### WORK TO BE COMPLETED
Below is a block of records. Copy every line in it that contains the word "this".

### EXTRACTED RECORDS
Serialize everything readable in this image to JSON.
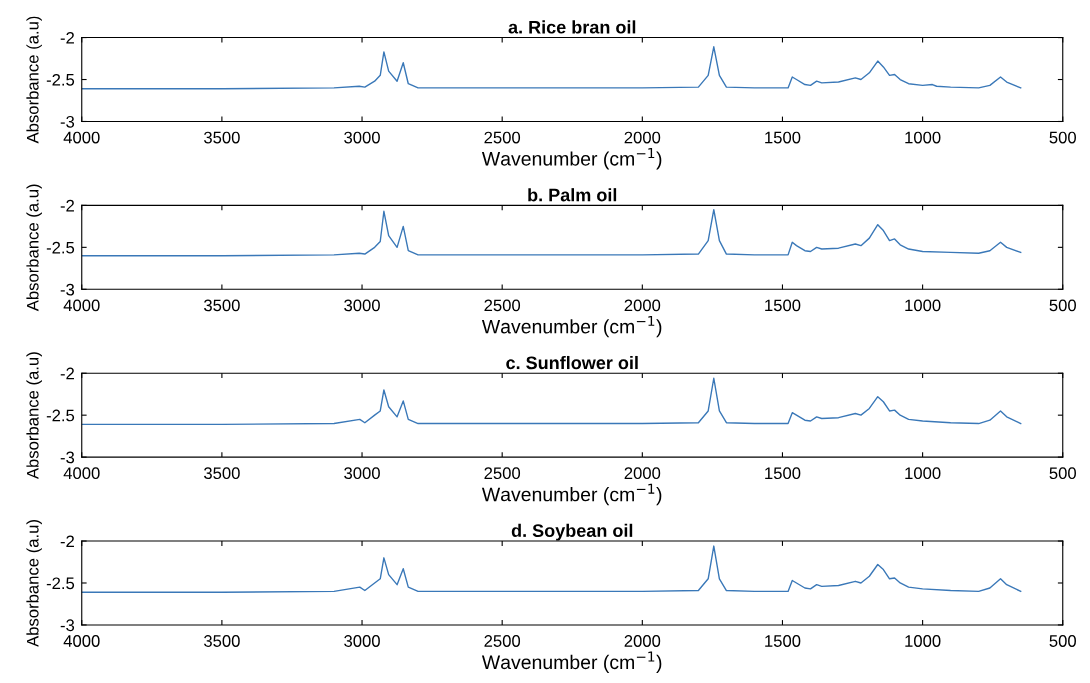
{
  "chart_data": [
    {
      "type": "line",
      "title": "a. Rice bran oil",
      "xlabel": "Wavenumber (cm$^{−1}$)",
      "ylabel": "Absorbance (a.u)",
      "xlim": [
        4000,
        500
      ],
      "ylim": [
        -3,
        -2
      ],
      "xticks": [
        4000,
        3500,
        3000,
        2500,
        2000,
        1500,
        1000,
        500
      ],
      "yticks": [
        -3,
        -2.5,
        -2
      ],
      "grid": false,
      "series": [
        {
          "color": "#3a78b8",
          "x": [
            4000,
            3500,
            3100,
            3010,
            2990,
            2955,
            2935,
            2922,
            2905,
            2875,
            2853,
            2835,
            2800,
            2500,
            2000,
            1800,
            1765,
            1745,
            1725,
            1700,
            1600,
            1480,
            1465,
            1450,
            1420,
            1400,
            1378,
            1360,
            1300,
            1240,
            1220,
            1190,
            1160,
            1140,
            1118,
            1100,
            1080,
            1050,
            1000,
            965,
            950,
            900,
            800,
            760,
            722,
            700,
            650
          ],
          "values": [
            -2.61,
            -2.61,
            -2.6,
            -2.58,
            -2.59,
            -2.52,
            -2.45,
            -2.17,
            -2.4,
            -2.52,
            -2.3,
            -2.55,
            -2.6,
            -2.6,
            -2.6,
            -2.59,
            -2.45,
            -2.11,
            -2.45,
            -2.59,
            -2.6,
            -2.6,
            -2.47,
            -2.5,
            -2.56,
            -2.57,
            -2.52,
            -2.54,
            -2.53,
            -2.48,
            -2.5,
            -2.42,
            -2.28,
            -2.35,
            -2.45,
            -2.44,
            -2.5,
            -2.55,
            -2.57,
            -2.56,
            -2.58,
            -2.59,
            -2.6,
            -2.57,
            -2.47,
            -2.53,
            -2.6
          ]
        }
      ]
    },
    {
      "type": "line",
      "title": "b. Palm oil",
      "xlabel": "Wavenumber (cm$^{−1}$)",
      "ylabel": "Absorbance (a.u)",
      "xlim": [
        4000,
        500
      ],
      "ylim": [
        -3,
        -2
      ],
      "xticks": [
        4000,
        3500,
        3000,
        2500,
        2000,
        1500,
        1000,
        500
      ],
      "yticks": [
        -3,
        -2.5,
        -2
      ],
      "grid": false,
      "series": [
        {
          "color": "#3a78b8",
          "x": [
            4000,
            3500,
            3100,
            3010,
            2990,
            2955,
            2935,
            2922,
            2905,
            2875,
            2853,
            2835,
            2800,
            2500,
            2000,
            1800,
            1765,
            1745,
            1725,
            1700,
            1600,
            1480,
            1465,
            1450,
            1420,
            1400,
            1378,
            1360,
            1300,
            1240,
            1220,
            1190,
            1160,
            1140,
            1118,
            1100,
            1080,
            1050,
            1000,
            900,
            800,
            760,
            722,
            700,
            650
          ],
          "values": [
            -2.6,
            -2.6,
            -2.59,
            -2.57,
            -2.58,
            -2.5,
            -2.43,
            -2.07,
            -2.36,
            -2.5,
            -2.25,
            -2.54,
            -2.59,
            -2.59,
            -2.59,
            -2.58,
            -2.42,
            -2.05,
            -2.42,
            -2.58,
            -2.59,
            -2.59,
            -2.44,
            -2.48,
            -2.54,
            -2.55,
            -2.5,
            -2.52,
            -2.51,
            -2.46,
            -2.48,
            -2.39,
            -2.23,
            -2.3,
            -2.42,
            -2.4,
            -2.47,
            -2.52,
            -2.55,
            -2.56,
            -2.57,
            -2.54,
            -2.44,
            -2.5,
            -2.56
          ]
        }
      ]
    },
    {
      "type": "line",
      "title": "c. Sunflower oil",
      "xlabel": "Wavenumber (cm$^{−1}$)",
      "ylabel": "Absorbance (a.u)",
      "xlim": [
        4000,
        500
      ],
      "ylim": [
        -3,
        -2
      ],
      "xticks": [
        4000,
        3500,
        3000,
        2500,
        2000,
        1500,
        1000,
        500
      ],
      "yticks": [
        -3,
        -2.5,
        -2
      ],
      "grid": false,
      "series": [
        {
          "color": "#3a78b8",
          "x": [
            4000,
            3500,
            3100,
            3008,
            2990,
            2955,
            2935,
            2922,
            2905,
            2875,
            2853,
            2835,
            2800,
            2500,
            2000,
            1800,
            1765,
            1745,
            1725,
            1700,
            1600,
            1480,
            1465,
            1450,
            1420,
            1400,
            1378,
            1360,
            1300,
            1240,
            1220,
            1190,
            1160,
            1140,
            1118,
            1100,
            1080,
            1050,
            1000,
            900,
            800,
            760,
            722,
            700,
            650
          ],
          "values": [
            -2.61,
            -2.61,
            -2.6,
            -2.55,
            -2.59,
            -2.5,
            -2.45,
            -2.2,
            -2.4,
            -2.52,
            -2.33,
            -2.55,
            -2.6,
            -2.6,
            -2.6,
            -2.59,
            -2.45,
            -2.06,
            -2.45,
            -2.59,
            -2.6,
            -2.6,
            -2.47,
            -2.5,
            -2.56,
            -2.57,
            -2.52,
            -2.54,
            -2.53,
            -2.48,
            -2.5,
            -2.42,
            -2.28,
            -2.34,
            -2.45,
            -2.44,
            -2.5,
            -2.55,
            -2.57,
            -2.59,
            -2.6,
            -2.56,
            -2.45,
            -2.52,
            -2.6
          ]
        }
      ]
    },
    {
      "type": "line",
      "title": "d. Soybean oil",
      "xlabel": "Wavenumber (cm$^{−1}$)",
      "ylabel": "Absorbance (a.u)",
      "xlim": [
        4000,
        500
      ],
      "ylim": [
        -3,
        -2
      ],
      "xticks": [
        4000,
        3500,
        3000,
        2500,
        2000,
        1500,
        1000,
        500
      ],
      "yticks": [
        -3,
        -2.5,
        -2
      ],
      "grid": false,
      "series": [
        {
          "color": "#3a78b8",
          "x": [
            4000,
            3500,
            3100,
            3008,
            2990,
            2955,
            2935,
            2922,
            2905,
            2875,
            2853,
            2835,
            2800,
            2500,
            2000,
            1800,
            1765,
            1745,
            1725,
            1700,
            1600,
            1480,
            1465,
            1450,
            1420,
            1400,
            1378,
            1360,
            1300,
            1240,
            1220,
            1190,
            1160,
            1140,
            1118,
            1100,
            1080,
            1050,
            1000,
            900,
            800,
            760,
            722,
            700,
            650
          ],
          "values": [
            -2.61,
            -2.61,
            -2.6,
            -2.55,
            -2.59,
            -2.5,
            -2.45,
            -2.2,
            -2.4,
            -2.52,
            -2.33,
            -2.55,
            -2.6,
            -2.6,
            -2.6,
            -2.59,
            -2.45,
            -2.06,
            -2.45,
            -2.59,
            -2.6,
            -2.6,
            -2.47,
            -2.5,
            -2.56,
            -2.57,
            -2.52,
            -2.54,
            -2.53,
            -2.48,
            -2.5,
            -2.42,
            -2.28,
            -2.34,
            -2.45,
            -2.44,
            -2.5,
            -2.55,
            -2.57,
            -2.59,
            -2.6,
            -2.56,
            -2.45,
            -2.52,
            -2.6
          ]
        }
      ]
    }
  ]
}
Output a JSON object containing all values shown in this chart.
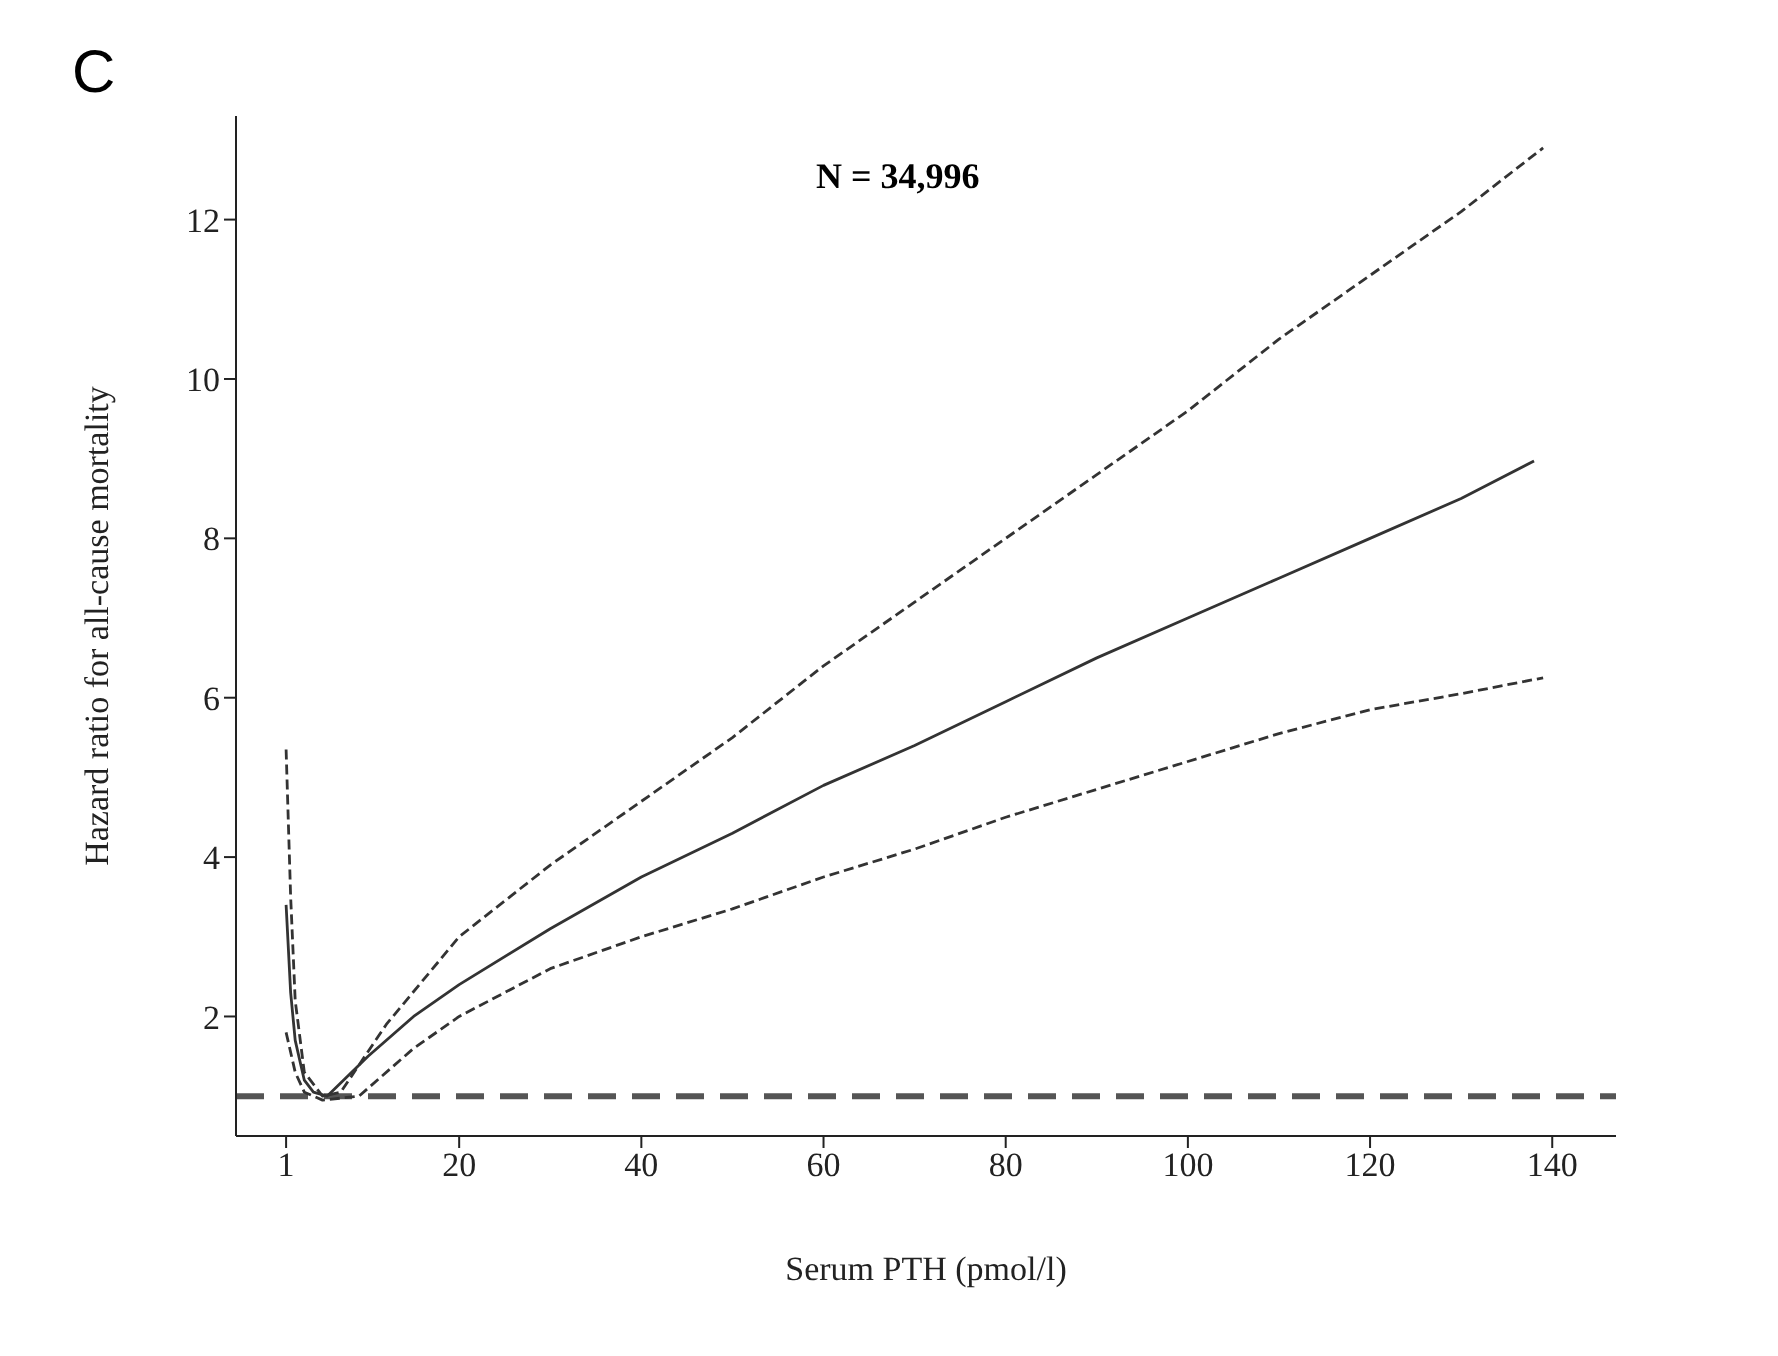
{
  "chart_data": {
    "type": "line",
    "title": "C",
    "xlabel": "Serum PTH (pmol/l)",
    "ylabel": "Hazard ratio for all-cause mortality",
    "annotations": [
      "N = 34,996"
    ],
    "series": [
      {
        "color": "#333333",
        "line_style": "solid",
        "x": [
          1,
          1.5,
          2,
          3,
          4,
          5.5,
          10,
          15,
          20,
          30,
          40,
          50,
          60,
          70,
          80,
          90,
          100,
          110,
          120,
          130,
          138
        ],
        "values": [
          3.4,
          2.3,
          1.7,
          1.2,
          1.05,
          1,
          1.5,
          2.0,
          2.4,
          3.1,
          3.75,
          4.3,
          4.9,
          5.4,
          5.95,
          6.5,
          7.0,
          7.5,
          8.0,
          8.5,
          8.97
        ]
      },
      {
        "color": "#333333",
        "line_style": "dashed",
        "x": [
          1,
          1.5,
          2,
          3,
          5,
          7,
          12,
          20,
          30,
          40,
          50,
          60,
          70,
          80,
          90,
          100,
          110,
          120,
          130,
          139
        ],
        "values": [
          5.35,
          3.5,
          2.2,
          1.3,
          1.0,
          1.05,
          1.9,
          3.0,
          3.9,
          4.7,
          5.5,
          6.4,
          7.2,
          8.0,
          8.8,
          9.6,
          10.5,
          11.3,
          12.1,
          12.9
        ]
      },
      {
        "color": "#333333",
        "line_style": "dashed",
        "x": [
          1,
          2,
          3,
          5,
          9,
          15,
          20,
          30,
          40,
          50,
          60,
          70,
          80,
          90,
          100,
          110,
          120,
          130,
          139
        ],
        "values": [
          1.8,
          1.3,
          1.05,
          0.95,
          1.0,
          1.6,
          2.0,
          2.6,
          3.0,
          3.35,
          3.75,
          4.1,
          4.5,
          4.85,
          5.2,
          5.55,
          5.85,
          6.05,
          6.25
        ]
      }
    ],
    "ref_lines": [
      {
        "axis": "y",
        "value": 1,
        "color": "#555555",
        "line_style": "dashed"
      }
    ],
    "xlim": [
      -4.5,
      147
    ],
    "xticks": [
      1,
      20,
      40,
      60,
      80,
      100,
      120,
      140
    ],
    "ylim": [
      0.5,
      13.3
    ],
    "yticks": [
      2,
      4,
      6,
      8,
      10,
      12
    ],
    "grid": false,
    "legend": false,
    "marker": "none"
  }
}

### FINISHED EXERCISE
Serialize everything readable in this image to JSON.
Output a JSON object containing all values shown in this chart.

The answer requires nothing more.